Task objective:
Reproduce the listing exactly and skip over any pictures.

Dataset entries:
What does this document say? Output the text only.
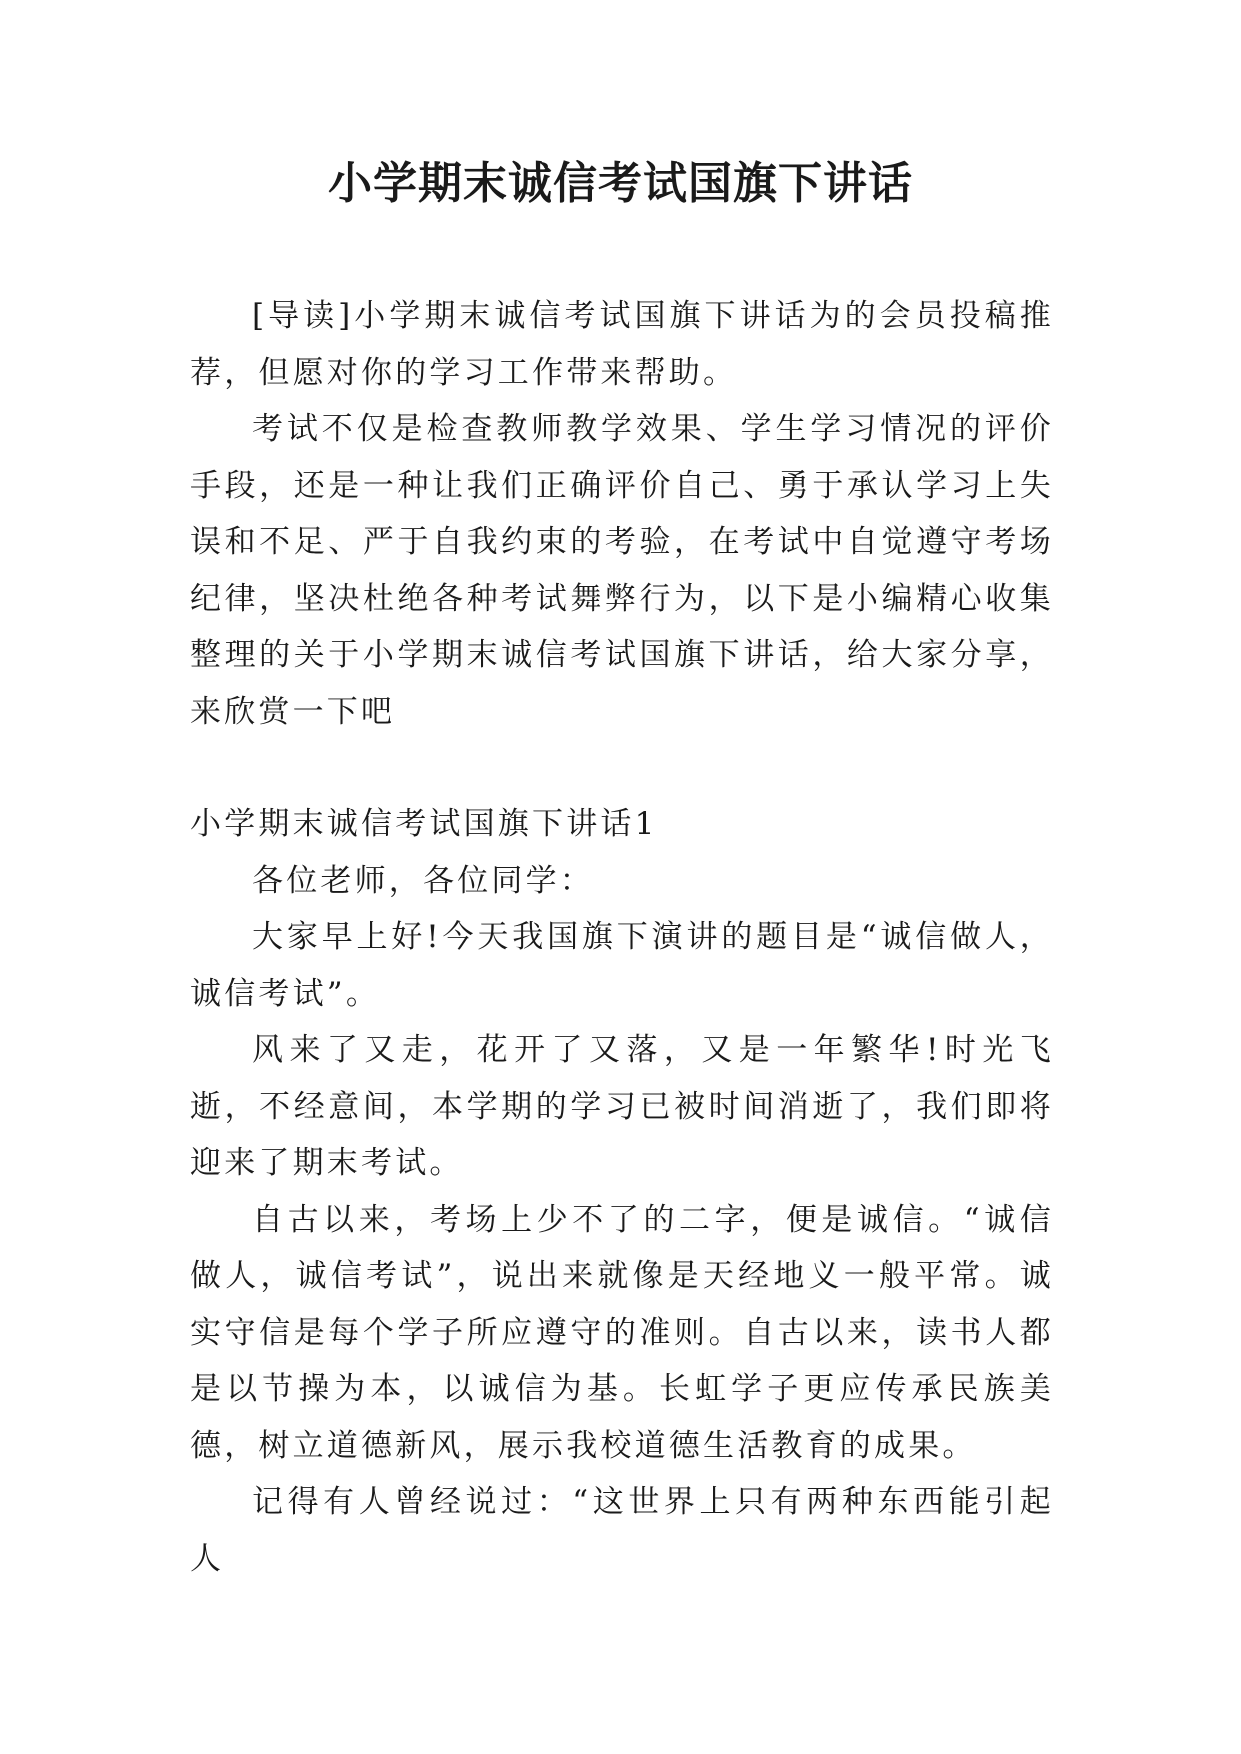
小学期末诚信考试国旗下讲话

[导读]小学期末诚信考试国旗下讲话为的会员投稿推荐，但愿对你的学习工作带来帮助。

考试不仅是检查教师教学效果、学生学习情况的评价手段，还是一种让我们正确评价自己、勇于承认学习上失误和不足、严于自我约束的考验，在考试中自觉遵守考场纪律，坚决杜绝各种考试舞弊行为，以下是小编精心收集整理的关于小学期末诚信考试国旗下讲话，给大家分享，来欣赏一下吧

小学期末诚信考试国旗下讲话1

各位老师，各位同学：

大家早上好!今天我国旗下演讲的题目是“诚信做人，诚信考试”。

风来了又走，花开了又落，又是一年繁华!时光飞逝，不经意间，本学期的学习已被时间消逝了，我们即将迎来了期末考试。

自古以来，考场上少不了的二字，便是诚信。“诚信做人，诚信考试”，说出来就像是天经地义一般平常。诚实守信是每个学子所应遵守的准则。自古以来，读书人都是以节操为本，以诚信为基。长虹学子更应传承民族美德，树立道德新风，展示我校道德生活教育的成果。

记得有人曾经说过：“这世界上只有两种东西能引起人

Completed task:
What does this document say? Output the text only.
小学期末诚信考试国旗下讲话

[导读]小学期末诚信考试国旗下讲话为的会员投稿推荐，但愿对你的学习工作带来帮助。

考试不仅是检查教师教学效果、学生学习情况的评价手段，还是一种让我们正确评价自己、勇于承认学习上失误和不足、严于自我约束的考验，在考试中自觉遵守考场纪律，坚决杜绝各种考试舞弊行为，以下是小编精心收集整理的关于小学期末诚信考试国旗下讲话，给大家分享，来欣赏一下吧

小学期末诚信考试国旗下讲话1

各位老师，各位同学：

大家早上好!今天我国旗下演讲的题目是“诚信做人，诚信考试”。

风来了又走，花开了又落，又是一年繁华!时光飞逝，不经意间，本学期的学习已被时间消逝了，我们即将迎来了期末考试。

自古以来，考场上少不了的二字，便是诚信。“诚信做人，诚信考试”，说出来就像是天经地义一般平常。诚实守信是每个学子所应遵守的准则。自古以来，读书人都是以节操为本，以诚信为基。长虹学子更应传承民族美德，树立道德新风，展示我校道德生活教育的成果。

记得有人曾经说过：“这世界上只有两种东西能引起人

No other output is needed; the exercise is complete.